*Task requirements*:
Repeat the full listing below verbatim and keep the images out.

*Extracted material*:
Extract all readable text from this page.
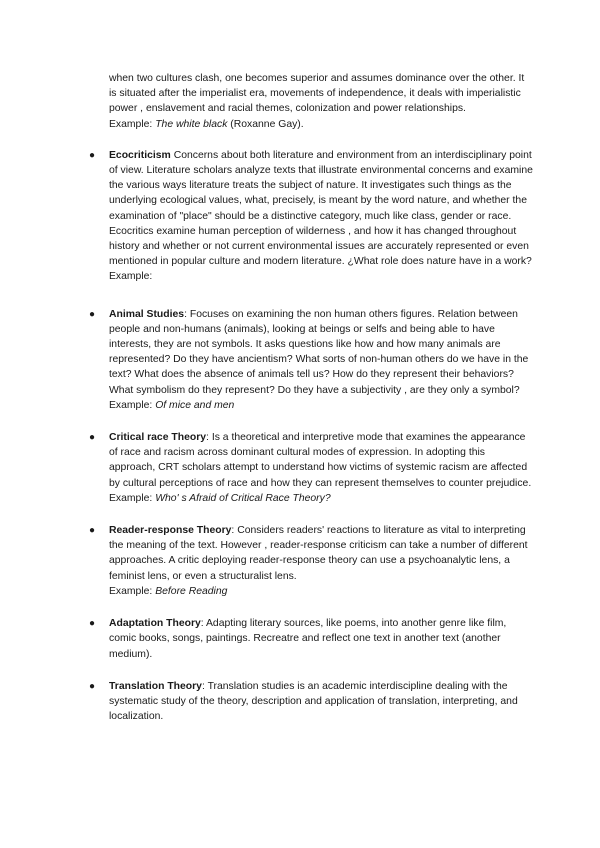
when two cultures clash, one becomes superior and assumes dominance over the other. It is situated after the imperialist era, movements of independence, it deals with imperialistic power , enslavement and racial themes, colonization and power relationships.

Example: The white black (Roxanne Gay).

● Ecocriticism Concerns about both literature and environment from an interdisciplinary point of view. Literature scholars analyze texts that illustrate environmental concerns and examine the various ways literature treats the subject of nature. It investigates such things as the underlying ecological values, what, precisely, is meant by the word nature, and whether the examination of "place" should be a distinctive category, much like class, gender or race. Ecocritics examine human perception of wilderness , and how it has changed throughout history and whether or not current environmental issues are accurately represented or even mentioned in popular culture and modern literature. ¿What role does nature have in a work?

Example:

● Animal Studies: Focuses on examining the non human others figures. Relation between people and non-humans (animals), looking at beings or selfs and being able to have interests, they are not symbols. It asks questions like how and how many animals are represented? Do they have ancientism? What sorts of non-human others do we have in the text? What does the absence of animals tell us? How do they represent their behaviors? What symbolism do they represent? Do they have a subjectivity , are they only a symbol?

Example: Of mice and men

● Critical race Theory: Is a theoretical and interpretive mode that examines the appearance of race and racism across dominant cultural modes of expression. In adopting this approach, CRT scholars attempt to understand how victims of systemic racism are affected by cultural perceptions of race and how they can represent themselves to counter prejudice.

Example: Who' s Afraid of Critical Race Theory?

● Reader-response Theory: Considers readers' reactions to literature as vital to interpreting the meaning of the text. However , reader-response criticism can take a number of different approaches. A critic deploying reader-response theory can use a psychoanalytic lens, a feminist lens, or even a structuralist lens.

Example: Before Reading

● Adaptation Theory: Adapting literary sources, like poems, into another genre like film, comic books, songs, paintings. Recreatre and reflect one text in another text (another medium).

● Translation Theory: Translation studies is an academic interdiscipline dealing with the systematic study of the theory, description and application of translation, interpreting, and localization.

*Response for this exercise*:
Extract all readable text from this page.
when two cultures clash, one becomes superior and assumes dominance over the other. It is situated after the imperialist era, movements of independence, it deals with imperialistic power , enslavement and racial themes, colonization and power relationships.

Example: The white black (Roxanne Gay).

● Ecocriticism Concerns about both literature and environment from an interdisciplinary point of view. Literature scholars analyze texts that illustrate environmental concerns and examine the various ways literature treats the subject of nature. It investigates such things as the underlying ecological values, what, precisely, is meant by the word nature, and whether the examination of "place" should be a distinctive category, much like class, gender or race. Ecocritics examine human perception of wilderness , and how it has changed throughout history and whether or not current environmental issues are accurately represented or even mentioned in popular culture and modern literature. ¿What role does nature have in a work?

Example:

● Animal Studies: Focuses on examining the non human others figures. Relation between people and non-humans (animals), looking at beings or selfs and being able to have interests, they are not symbols. It asks questions like how and how many animals are represented? Do they have ancientism? What sorts of non-human others do we have in the text? What does the absence of animals tell us? How do they represent their behaviors? What symbolism do they represent? Do they have a subjectivity , are they only a symbol?

Example: Of mice and men

● Critical race Theory: Is a theoretical and interpretive mode that examines the appearance of race and racism across dominant cultural modes of expression. In adopting this approach, CRT scholars attempt to understand how victims of systemic racism are affected by cultural perceptions of race and how they can represent themselves to counter prejudice.

Example: Who' s Afraid of Critical Race Theory?

● Reader-response Theory: Considers readers' reactions to literature as vital to interpreting the meaning of the text. However , reader-response criticism can take a number of different approaches. A critic deploying reader-response theory can use a psychoanalytic lens, a feminist lens, or even a structuralist lens.

Example: Before Reading

● Adaptation Theory: Adapting literary sources, like poems, into another genre like film, comic books, songs, paintings. Recreatre and reflect one text in another text (another medium).

● Translation Theory: Translation studies is an academic interdiscipline dealing with the systematic study of the theory, description and application of translation, interpreting, and localization.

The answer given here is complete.